TASK DETAILS:
Repeat the full listing below verbatim and keep the images out.

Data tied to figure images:
•••••

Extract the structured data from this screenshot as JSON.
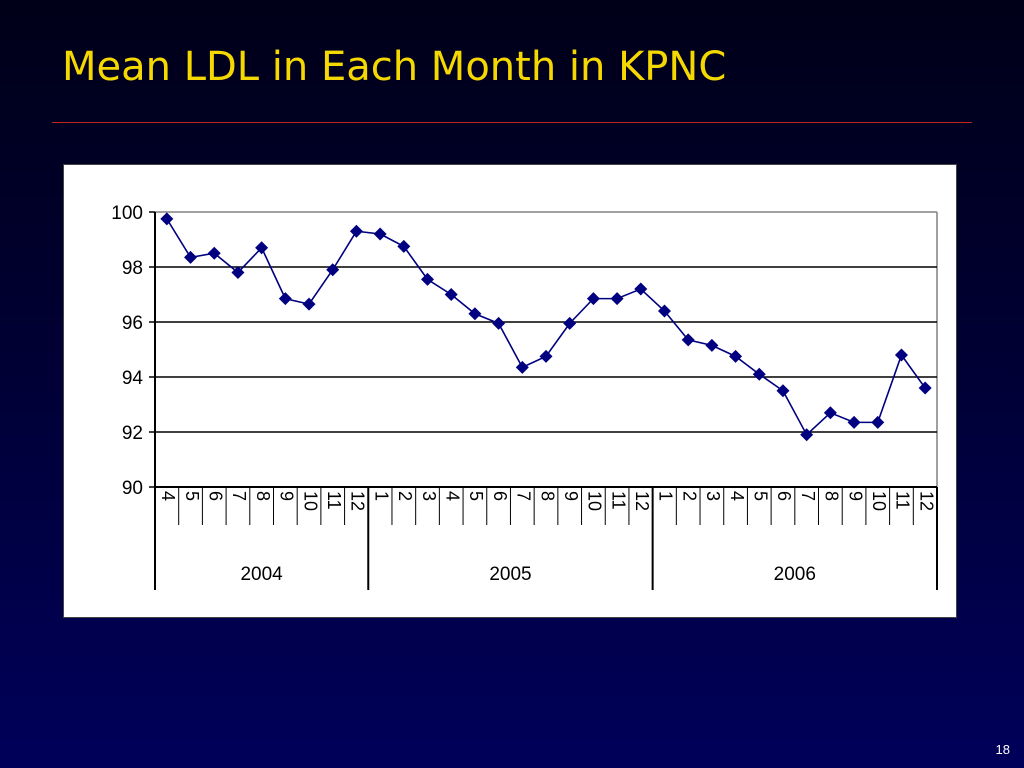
{
  "slide": {
    "title": "Mean LDL in Each Month in KPNC",
    "number": "18"
  },
  "colors": {
    "title": "#f5d800",
    "rule": "#c0261c",
    "series": "#000080",
    "grid": "#000000"
  },
  "chart_data": {
    "type": "line",
    "title": "",
    "xlabel": "",
    "ylabel": "",
    "ylim": [
      90,
      100
    ],
    "yticks": [
      90,
      92,
      94,
      96,
      98,
      100
    ],
    "grid": "horizontal",
    "groups": [
      {
        "label": "2004",
        "months": [
          "4",
          "5",
          "6",
          "7",
          "8",
          "9",
          "10",
          "11",
          "12"
        ]
      },
      {
        "label": "2005",
        "months": [
          "1",
          "2",
          "3",
          "4",
          "5",
          "6",
          "7",
          "8",
          "9",
          "10",
          "11",
          "12"
        ]
      },
      {
        "label": "2006",
        "months": [
          "1",
          "2",
          "3",
          "4",
          "5",
          "6",
          "7",
          "8",
          "9",
          "10",
          "11",
          "12"
        ]
      }
    ],
    "series": [
      {
        "marker": "diamond",
        "values": [
          99.75,
          98.35,
          98.5,
          97.8,
          98.7,
          96.85,
          96.65,
          97.9,
          99.3,
          99.2,
          98.75,
          97.55,
          97.0,
          96.3,
          95.95,
          94.35,
          94.75,
          95.95,
          96.85,
          96.85,
          97.2,
          96.4,
          95.35,
          95.15,
          94.75,
          94.1,
          93.5,
          91.9,
          92.7,
          92.35,
          92.35,
          94.8,
          93.6
        ]
      }
    ]
  }
}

•••••

FULL RESPONSE:
Extract the structured data from this screenshot as JSON.
{
  "slide": {
    "title": "Mean LDL in Each Month in KPNC",
    "number": "18"
  },
  "colors": {
    "title": "#f5d800",
    "rule": "#c0261c",
    "series": "#000080",
    "grid": "#000000"
  },
  "chart_data": {
    "type": "line",
    "title": "",
    "xlabel": "",
    "ylabel": "",
    "ylim": [
      90,
      100
    ],
    "yticks": [
      90,
      92,
      94,
      96,
      98,
      100
    ],
    "grid": "horizontal",
    "groups": [
      {
        "label": "2004",
        "months": [
          "4",
          "5",
          "6",
          "7",
          "8",
          "9",
          "10",
          "11",
          "12"
        ]
      },
      {
        "label": "2005",
        "months": [
          "1",
          "2",
          "3",
          "4",
          "5",
          "6",
          "7",
          "8",
          "9",
          "10",
          "11",
          "12"
        ]
      },
      {
        "label": "2006",
        "months": [
          "1",
          "2",
          "3",
          "4",
          "5",
          "6",
          "7",
          "8",
          "9",
          "10",
          "11",
          "12"
        ]
      }
    ],
    "series": [
      {
        "marker": "diamond",
        "values": [
          99.75,
          98.35,
          98.5,
          97.8,
          98.7,
          96.85,
          96.65,
          97.9,
          99.3,
          99.2,
          98.75,
          97.55,
          97.0,
          96.3,
          95.95,
          94.35,
          94.75,
          95.95,
          96.85,
          96.85,
          97.2,
          96.4,
          95.35,
          95.15,
          94.75,
          94.1,
          93.5,
          91.9,
          92.7,
          92.35,
          92.35,
          94.8,
          93.6
        ]
      }
    ]
  }
}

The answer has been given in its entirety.